__Direction__
Retype the material in full, keeping every word the same.

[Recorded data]
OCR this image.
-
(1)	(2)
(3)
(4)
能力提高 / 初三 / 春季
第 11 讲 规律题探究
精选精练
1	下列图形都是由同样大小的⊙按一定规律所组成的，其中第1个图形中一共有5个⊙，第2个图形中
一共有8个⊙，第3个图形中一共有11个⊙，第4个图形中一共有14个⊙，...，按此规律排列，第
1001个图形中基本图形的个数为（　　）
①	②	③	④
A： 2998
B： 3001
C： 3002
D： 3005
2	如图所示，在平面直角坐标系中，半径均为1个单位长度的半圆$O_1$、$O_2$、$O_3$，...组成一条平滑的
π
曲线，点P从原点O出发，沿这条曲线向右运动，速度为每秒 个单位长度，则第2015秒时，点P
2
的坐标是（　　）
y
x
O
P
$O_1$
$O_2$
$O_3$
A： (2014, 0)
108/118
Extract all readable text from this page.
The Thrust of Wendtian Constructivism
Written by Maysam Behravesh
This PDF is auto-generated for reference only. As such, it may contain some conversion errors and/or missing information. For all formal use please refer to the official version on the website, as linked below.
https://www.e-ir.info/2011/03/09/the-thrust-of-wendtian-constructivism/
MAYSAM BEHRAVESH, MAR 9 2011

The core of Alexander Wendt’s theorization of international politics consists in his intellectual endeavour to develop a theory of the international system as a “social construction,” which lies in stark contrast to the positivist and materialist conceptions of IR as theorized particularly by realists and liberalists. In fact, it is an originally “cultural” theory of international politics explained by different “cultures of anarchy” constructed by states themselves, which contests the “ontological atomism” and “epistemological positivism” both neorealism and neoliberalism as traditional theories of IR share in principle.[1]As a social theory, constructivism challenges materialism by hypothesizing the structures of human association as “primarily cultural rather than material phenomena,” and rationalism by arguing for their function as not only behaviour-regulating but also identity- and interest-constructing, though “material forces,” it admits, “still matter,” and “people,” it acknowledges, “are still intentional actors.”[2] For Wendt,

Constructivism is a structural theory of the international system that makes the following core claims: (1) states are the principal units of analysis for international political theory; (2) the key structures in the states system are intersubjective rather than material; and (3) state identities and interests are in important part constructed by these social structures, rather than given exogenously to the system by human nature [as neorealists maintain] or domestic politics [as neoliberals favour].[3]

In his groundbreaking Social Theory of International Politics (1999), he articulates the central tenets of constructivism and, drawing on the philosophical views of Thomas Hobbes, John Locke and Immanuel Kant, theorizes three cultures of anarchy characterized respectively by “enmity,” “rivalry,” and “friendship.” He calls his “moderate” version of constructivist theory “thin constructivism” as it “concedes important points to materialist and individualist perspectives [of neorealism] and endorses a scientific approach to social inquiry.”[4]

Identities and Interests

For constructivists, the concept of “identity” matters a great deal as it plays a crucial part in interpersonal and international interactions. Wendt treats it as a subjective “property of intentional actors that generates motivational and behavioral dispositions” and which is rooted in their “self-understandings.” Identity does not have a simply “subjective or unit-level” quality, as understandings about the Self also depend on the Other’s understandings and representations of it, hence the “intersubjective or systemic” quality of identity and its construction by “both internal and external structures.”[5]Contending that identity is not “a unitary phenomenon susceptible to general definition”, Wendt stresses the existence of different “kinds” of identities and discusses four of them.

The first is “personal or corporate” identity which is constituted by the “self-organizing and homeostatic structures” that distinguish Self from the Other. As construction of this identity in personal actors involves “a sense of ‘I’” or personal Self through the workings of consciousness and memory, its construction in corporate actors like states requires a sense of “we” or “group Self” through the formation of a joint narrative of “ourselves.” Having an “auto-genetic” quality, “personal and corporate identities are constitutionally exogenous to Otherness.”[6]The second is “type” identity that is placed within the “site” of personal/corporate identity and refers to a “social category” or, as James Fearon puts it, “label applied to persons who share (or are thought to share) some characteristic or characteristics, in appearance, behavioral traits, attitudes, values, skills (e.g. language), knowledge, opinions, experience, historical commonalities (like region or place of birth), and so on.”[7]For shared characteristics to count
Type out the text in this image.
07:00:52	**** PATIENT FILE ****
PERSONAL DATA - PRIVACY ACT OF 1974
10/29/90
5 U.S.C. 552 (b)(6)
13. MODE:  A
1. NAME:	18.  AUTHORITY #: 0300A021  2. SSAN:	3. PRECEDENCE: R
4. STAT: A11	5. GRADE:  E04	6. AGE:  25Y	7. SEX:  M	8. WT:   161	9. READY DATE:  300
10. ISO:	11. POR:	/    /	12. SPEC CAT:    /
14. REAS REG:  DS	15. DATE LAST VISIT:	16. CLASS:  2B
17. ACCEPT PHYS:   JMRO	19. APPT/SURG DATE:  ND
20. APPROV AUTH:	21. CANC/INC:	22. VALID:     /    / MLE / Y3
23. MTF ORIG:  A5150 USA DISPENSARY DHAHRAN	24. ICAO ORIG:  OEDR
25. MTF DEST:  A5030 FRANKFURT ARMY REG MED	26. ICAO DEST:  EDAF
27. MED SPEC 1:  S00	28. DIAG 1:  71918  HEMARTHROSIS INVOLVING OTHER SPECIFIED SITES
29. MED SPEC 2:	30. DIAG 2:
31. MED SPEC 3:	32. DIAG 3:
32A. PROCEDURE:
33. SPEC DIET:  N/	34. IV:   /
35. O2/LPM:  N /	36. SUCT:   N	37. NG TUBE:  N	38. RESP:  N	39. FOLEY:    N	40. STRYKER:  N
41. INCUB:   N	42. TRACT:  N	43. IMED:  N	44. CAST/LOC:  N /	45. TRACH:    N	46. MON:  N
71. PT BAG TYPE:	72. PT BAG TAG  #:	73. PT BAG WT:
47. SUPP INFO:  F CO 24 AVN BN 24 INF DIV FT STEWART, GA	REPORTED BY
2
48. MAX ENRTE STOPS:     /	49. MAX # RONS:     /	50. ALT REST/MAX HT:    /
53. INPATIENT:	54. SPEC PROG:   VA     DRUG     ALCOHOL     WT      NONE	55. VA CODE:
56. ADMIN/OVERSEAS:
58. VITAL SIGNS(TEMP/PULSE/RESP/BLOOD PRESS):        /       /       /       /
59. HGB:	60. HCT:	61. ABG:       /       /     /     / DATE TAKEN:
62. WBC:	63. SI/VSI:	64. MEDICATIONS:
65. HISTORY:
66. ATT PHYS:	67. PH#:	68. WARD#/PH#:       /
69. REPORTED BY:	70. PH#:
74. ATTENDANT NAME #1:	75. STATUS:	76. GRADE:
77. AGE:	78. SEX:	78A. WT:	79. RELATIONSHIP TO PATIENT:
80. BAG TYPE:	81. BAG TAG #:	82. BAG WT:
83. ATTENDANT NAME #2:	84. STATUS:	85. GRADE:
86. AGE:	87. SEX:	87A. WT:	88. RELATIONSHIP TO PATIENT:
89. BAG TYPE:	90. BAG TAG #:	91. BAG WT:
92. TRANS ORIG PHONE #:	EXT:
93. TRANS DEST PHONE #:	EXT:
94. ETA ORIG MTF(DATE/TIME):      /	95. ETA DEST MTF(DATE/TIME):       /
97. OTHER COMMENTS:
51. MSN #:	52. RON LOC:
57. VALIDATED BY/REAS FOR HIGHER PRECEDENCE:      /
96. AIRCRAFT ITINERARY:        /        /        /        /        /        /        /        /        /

__Answer for the task__
OCR this image.
-
(1)	(2)
(3)
(4)
能力提高 / 初三 / 春季
第 11 讲 规律题探究
精选精练
1	下列图形都是由同样大小的⊙按一定规律所组成的，其中第1个图形中一共有5个⊙，第2个图形中
一共有8个⊙，第3个图形中一共有11个⊙，第4个图形中一共有14个⊙，...，按此规律排列，第
1001个图形中基本图形的个数为（　　）
①	②	③	④
A： 2998
B： 3001
C： 3002
D： 3005
2	如图所示，在平面直角坐标系中，半径均为1个单位长度的半圆$O_1$、$O_2$、$O_3$，...组成一条平滑的
π
曲线，点P从原点O出发，沿这条曲线向右运动，速度为每秒 个单位长度，则第2015秒时，点P
2
的坐标是（　　）
y
x
O
P
$O_1$
$O_2$
$O_3$
A： (2014, 0)
108/118
Extract all readable text from this page.
The Thrust of Wendtian Constructivism
Written by Maysam Behravesh
This PDF is auto-generated for reference only. As such, it may contain some conversion errors and/or missing information. For all formal use please refer to the official version on the website, as linked below.
https://www.e-ir.info/2011/03/09/the-thrust-of-wendtian-constructivism/
MAYSAM BEHRAVESH, MAR 9 2011

The core of Alexander Wendt’s theorization of international politics consists in his intellectual endeavour to develop a theory of the international system as a “social construction,” which lies in stark contrast to the positivist and materialist conceptions of IR as theorized particularly by realists and liberalists. In fact, it is an originally “cultural” theory of international politics explained by different “cultures of anarchy” constructed by states themselves, which contests the “ontological atomism” and “epistemological positivism” both neorealism and neoliberalism as traditional theories of IR share in principle.[1]As a social theory, constructivism challenges materialism by hypothesizing the structures of human association as “primarily cultural rather than material phenomena,” and rationalism by arguing for their function as not only behaviour-regulating but also identity- and interest-constructing, though “material forces,” it admits, “still matter,” and “people,” it acknowledges, “are still intentional actors.”[2] For Wendt,

Constructivism is a structural theory of the international system that makes the following core claims: (1) states are the principal units of analysis for international political theory; (2) the key structures in the states system are intersubjective rather than material; and (3) state identities and interests are in important part constructed by these social structures, rather than given exogenously to the system by human nature [as neorealists maintain] or domestic politics [as neoliberals favour].[3]

In his groundbreaking Social Theory of International Politics (1999), he articulates the central tenets of constructivism and, drawing on the philosophical views of Thomas Hobbes, John Locke and Immanuel Kant, theorizes three cultures of anarchy characterized respectively by “enmity,” “rivalry,” and “friendship.” He calls his “moderate” version of constructivist theory “thin constructivism” as it “concedes important points to materialist and individualist perspectives [of neorealism] and endorses a scientific approach to social inquiry.”[4]

Identities and Interests

For constructivists, the concept of “identity” matters a great deal as it plays a crucial part in interpersonal and international interactions. Wendt treats it as a subjective “property of intentional actors that generates motivational and behavioral dispositions” and which is rooted in their “self-understandings.” Identity does not have a simply “subjective or unit-level” quality, as understandings about the Self also depend on the Other’s understandings and representations of it, hence the “intersubjective or systemic” quality of identity and its construction by “both internal and external structures.”[5]Contending that identity is not “a unitary phenomenon susceptible to general definition”, Wendt stresses the existence of different “kinds” of identities and discusses four of them.

The first is “personal or corporate” identity which is constituted by the “self-organizing and homeostatic structures” that distinguish Self from the Other. As construction of this identity in personal actors involves “a sense of ‘I’” or personal Self through the workings of consciousness and memory, its construction in corporate actors like states requires a sense of “we” or “group Self” through the formation of a joint narrative of “ourselves.” Having an “auto-genetic” quality, “personal and corporate identities are constitutionally exogenous to Otherness.”[6]The second is “type” identity that is placed within the “site” of personal/corporate identity and refers to a “social category” or, as James Fearon puts it, “label applied to persons who share (or are thought to share) some characteristic or characteristics, in appearance, behavioral traits, attitudes, values, skills (e.g. language), knowledge, opinions, experience, historical commonalities (like region or place of birth), and so on.”[7]For shared characteristics to count
Type out the text in this image.
07:00:52	**** PATIENT FILE ****
PERSONAL DATA - PRIVACY ACT OF 1974
10/29/90
5 U.S.C. 552 (b)(6)
13. MODE:  A
1. NAME:	18.  AUTHORITY #: 0300A021  2. SSAN:	3. PRECEDENCE: R
4. STAT: A11	5. GRADE:  E04	6. AGE:  25Y	7. SEX:  M	8. WT:   161	9. READY DATE:  300
10. ISO:	11. POR:	/    /	12. SPEC CAT:    /
14. REAS REG:  DS	15. DATE LAST VISIT:	16. CLASS:  2B
17. ACCEPT PHYS:   JMRO	19. APPT/SURG DATE:  ND
20. APPROV AUTH:	21. CANC/INC:	22. VALID:     /    / MLE / Y3
23. MTF ORIG:  A5150 USA DISPENSARY DHAHRAN	24. ICAO ORIG:  OEDR
25. MTF DEST:  A5030 FRANKFURT ARMY REG MED	26. ICAO DEST:  EDAF
27. MED SPEC 1:  S00	28. DIAG 1:  71918  HEMARTHROSIS INVOLVING OTHER SPECIFIED SITES
29. MED SPEC 2:	30. DIAG 2:
31. MED SPEC 3:	32. DIAG 3:
32A. PROCEDURE:
33. SPEC DIET:  N/	34. IV:   /
35. O2/LPM:  N /	36. SUCT:   N	37. NG TUBE:  N	38. RESP:  N	39. FOLEY:    N	40. STRYKER:  N
41. INCUB:   N	42. TRACT:  N	43. IMED:  N	44. CAST/LOC:  N /	45. TRACH:    N	46. MON:  N
71. PT BAG TYPE:	72. PT BAG TAG  #:	73. PT BAG WT:
47. SUPP INFO:  F CO 24 AVN BN 24 INF DIV FT STEWART, GA	REPORTED BY
2
48. MAX ENRTE STOPS:     /	49. MAX # RONS:     /	50. ALT REST/MAX HT:    /
53. INPATIENT:	54. SPEC PROG:   VA     DRUG     ALCOHOL     WT      NONE	55. VA CODE:
56. ADMIN/OVERSEAS:
58. VITAL SIGNS(TEMP/PULSE/RESP/BLOOD PRESS):        /       /       /       /
59. HGB:	60. HCT:	61. ABG:       /       /     /     / DATE TAKEN:
62. WBC:	63. SI/VSI:	64. MEDICATIONS:
65. HISTORY:
66. ATT PHYS:	67. PH#:	68. WARD#/PH#:       /
69. REPORTED BY:	70. PH#:
74. ATTENDANT NAME #1:	75. STATUS:	76. GRADE:
77. AGE:	78. SEX:	78A. WT:	79. RELATIONSHIP TO PATIENT:
80. BAG TYPE:	81. BAG TAG #:	82. BAG WT:
83. ATTENDANT NAME #2:	84. STATUS:	85. GRADE:
86. AGE:	87. SEX:	87A. WT:	88. RELATIONSHIP TO PATIENT:
89. BAG TYPE:	90. BAG TAG #:	91. BAG WT:
92. TRANS ORIG PHONE #:	EXT:
93. TRANS DEST PHONE #:	EXT:
94. ETA ORIG MTF(DATE/TIME):      /	95. ETA DEST MTF(DATE/TIME):       /
97. OTHER COMMENTS:
51. MSN #:	52. RON LOC:
57. VALIDATED BY/REAS FOR HIGHER PRECEDENCE:      /
96. AIRCRAFT ITINERARY:        /        /        /        /        /        /        /        /        /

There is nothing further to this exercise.